Task requirements: Transcribe the lines below verbatim, skipping the images.

Exercise material:
━━━━━━━━

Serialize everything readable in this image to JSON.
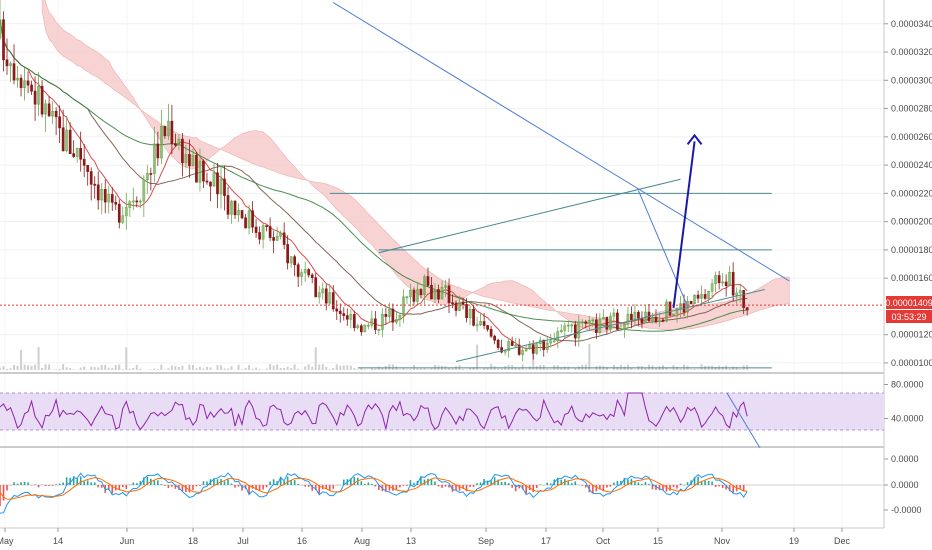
{
  "chart_data": [
    {
      "type": "candlestick",
      "panel": "price",
      "x_ticks": [
        "May",
        "14",
        "Jun",
        "18",
        "Jul",
        "16",
        "Aug",
        "13",
        "Sep",
        "17",
        "Oct",
        "15",
        "Nov",
        "19",
        "Dec"
      ],
      "y_ticks": [
        "0.00003400",
        "0.00003200",
        "0.00003000",
        "0.00002800",
        "0.00002600",
        "0.00002400",
        "0.00002200",
        "0.00002000",
        "0.00001800",
        "0.00001600",
        "0.00001200",
        "0.00001000"
      ],
      "ylim": [
        9.5e-06,
        3.54e-05
      ],
      "last_price": {
        "value": 1.409e-05,
        "label": "0.00001409",
        "countdown": "03:53:29",
        "color": "#e53935"
      },
      "close_path": [
        [
          0,
          3.3e-05
        ],
        [
          8,
          3e-05
        ],
        [
          16,
          2.65e-05
        ],
        [
          24,
          2.45e-05
        ],
        [
          32,
          2.05e-05
        ],
        [
          40,
          2.25e-05
        ],
        [
          48,
          2.7e-05
        ],
        [
          56,
          2.35e-05
        ],
        [
          64,
          2.18e-05
        ],
        [
          72,
          2e-05
        ],
        [
          80,
          1.85e-05
        ],
        [
          88,
          1.55e-05
        ],
        [
          96,
          1.4e-05
        ],
        [
          104,
          1.25e-05
        ],
        [
          112,
          1.35e-05
        ],
        [
          120,
          1.55e-05
        ],
        [
          128,
          1.48e-05
        ],
        [
          136,
          1.28e-05
        ],
        [
          144,
          1.1e-05
        ],
        [
          152,
          1.12e-05
        ],
        [
          160,
          1.2e-05
        ],
        [
          168,
          1.25e-05
        ],
        [
          176,
          1.3e-05
        ],
        [
          184,
          1.33e-05
        ],
        [
          192,
          1.38e-05
        ],
        [
          200,
          1.45e-05
        ],
        [
          206,
          1.65e-05
        ],
        [
          210,
          1.48e-05
        ],
        [
          213,
          1.41e-05
        ]
      ],
      "trend_lines": [
        {
          "x": [
            94,
            220
          ],
          "y": [
            2.2e-05,
            2.2e-05
          ],
          "color": "#4a8a8f"
        },
        {
          "x": [
            108,
            220
          ],
          "y": [
            1.8e-05,
            1.8e-05
          ],
          "color": "#4a8a8f"
        },
        {
          "x": [
            102,
            220
          ],
          "y": [
            9.65e-06,
            9.65e-06
          ],
          "color": "#4a8a8f"
        },
        {
          "x": [
            130,
            218
          ],
          "y": [
            1.01e-05,
            1.52e-05
          ],
          "color": "#4a8a8f"
        },
        {
          "x": [
            108,
            194
          ],
          "y": [
            1.78e-05,
            2.3e-05
          ],
          "color": "#4a8a8f"
        },
        {
          "x": [
            95,
            225
          ],
          "y": [
            3.55e-05,
            1.58e-05
          ],
          "color": "#4f7fd6"
        },
        {
          "x": [
            182,
            196
          ],
          "y": [
            2.22e-05,
            1.4e-05
          ],
          "color": "#4f7fd6"
        }
      ],
      "projection_arrow": {
        "x": [
          192,
          198
        ],
        "y": [
          1.39e-05,
          2.61e-05
        ],
        "color": "#1a1aa8"
      }
    },
    {
      "type": "line",
      "panel": "rsi",
      "y_ticks": [
        "80.0000",
        "40.0000"
      ],
      "ylim": [
        10,
        90
      ],
      "band": [
        30,
        70
      ],
      "color": "#8e24aa"
    },
    {
      "type": "line",
      "panel": "macd",
      "y_ticks": [
        "0.0000",
        "0.0000",
        "-0.0000"
      ],
      "ylim": [
        -1,
        1
      ]
    }
  ]
}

━━━━━━━━

Written answer:
Serialize everything readable in this image to JSON.
{
  "chart_data": [
    {
      "type": "candlestick",
      "panel": "price",
      "x_ticks": [
        "May",
        "14",
        "Jun",
        "18",
        "Jul",
        "16",
        "Aug",
        "13",
        "Sep",
        "17",
        "Oct",
        "15",
        "Nov",
        "19",
        "Dec"
      ],
      "y_ticks": [
        "0.00003400",
        "0.00003200",
        "0.00003000",
        "0.00002800",
        "0.00002600",
        "0.00002400",
        "0.00002200",
        "0.00002000",
        "0.00001800",
        "0.00001600",
        "0.00001200",
        "0.00001000"
      ],
      "ylim": [
        9.5e-06,
        3.54e-05
      ],
      "last_price": {
        "value": 1.409e-05,
        "label": "0.00001409",
        "countdown": "03:53:29",
        "color": "#e53935"
      },
      "close_path": [
        [
          0,
          3.3e-05
        ],
        [
          8,
          3e-05
        ],
        [
          16,
          2.65e-05
        ],
        [
          24,
          2.45e-05
        ],
        [
          32,
          2.05e-05
        ],
        [
          40,
          2.25e-05
        ],
        [
          48,
          2.7e-05
        ],
        [
          56,
          2.35e-05
        ],
        [
          64,
          2.18e-05
        ],
        [
          72,
          2e-05
        ],
        [
          80,
          1.85e-05
        ],
        [
          88,
          1.55e-05
        ],
        [
          96,
          1.4e-05
        ],
        [
          104,
          1.25e-05
        ],
        [
          112,
          1.35e-05
        ],
        [
          120,
          1.55e-05
        ],
        [
          128,
          1.48e-05
        ],
        [
          136,
          1.28e-05
        ],
        [
          144,
          1.1e-05
        ],
        [
          152,
          1.12e-05
        ],
        [
          160,
          1.2e-05
        ],
        [
          168,
          1.25e-05
        ],
        [
          176,
          1.3e-05
        ],
        [
          184,
          1.33e-05
        ],
        [
          192,
          1.38e-05
        ],
        [
          200,
          1.45e-05
        ],
        [
          206,
          1.65e-05
        ],
        [
          210,
          1.48e-05
        ],
        [
          213,
          1.41e-05
        ]
      ],
      "trend_lines": [
        {
          "x": [
            94,
            220
          ],
          "y": [
            2.2e-05,
            2.2e-05
          ],
          "color": "#4a8a8f"
        },
        {
          "x": [
            108,
            220
          ],
          "y": [
            1.8e-05,
            1.8e-05
          ],
          "color": "#4a8a8f"
        },
        {
          "x": [
            102,
            220
          ],
          "y": [
            9.65e-06,
            9.65e-06
          ],
          "color": "#4a8a8f"
        },
        {
          "x": [
            130,
            218
          ],
          "y": [
            1.01e-05,
            1.52e-05
          ],
          "color": "#4a8a8f"
        },
        {
          "x": [
            108,
            194
          ],
          "y": [
            1.78e-05,
            2.3e-05
          ],
          "color": "#4a8a8f"
        },
        {
          "x": [
            95,
            225
          ],
          "y": [
            3.55e-05,
            1.58e-05
          ],
          "color": "#4f7fd6"
        },
        {
          "x": [
            182,
            196
          ],
          "y": [
            2.22e-05,
            1.4e-05
          ],
          "color": "#4f7fd6"
        }
      ],
      "projection_arrow": {
        "x": [
          192,
          198
        ],
        "y": [
          1.39e-05,
          2.61e-05
        ],
        "color": "#1a1aa8"
      }
    },
    {
      "type": "line",
      "panel": "rsi",
      "y_ticks": [
        "80.0000",
        "40.0000"
      ],
      "ylim": [
        10,
        90
      ],
      "band": [
        30,
        70
      ],
      "color": "#8e24aa"
    },
    {
      "type": "line",
      "panel": "macd",
      "y_ticks": [
        "0.0000",
        "0.0000",
        "-0.0000"
      ],
      "ylim": [
        -1,
        1
      ]
    }
  ]
}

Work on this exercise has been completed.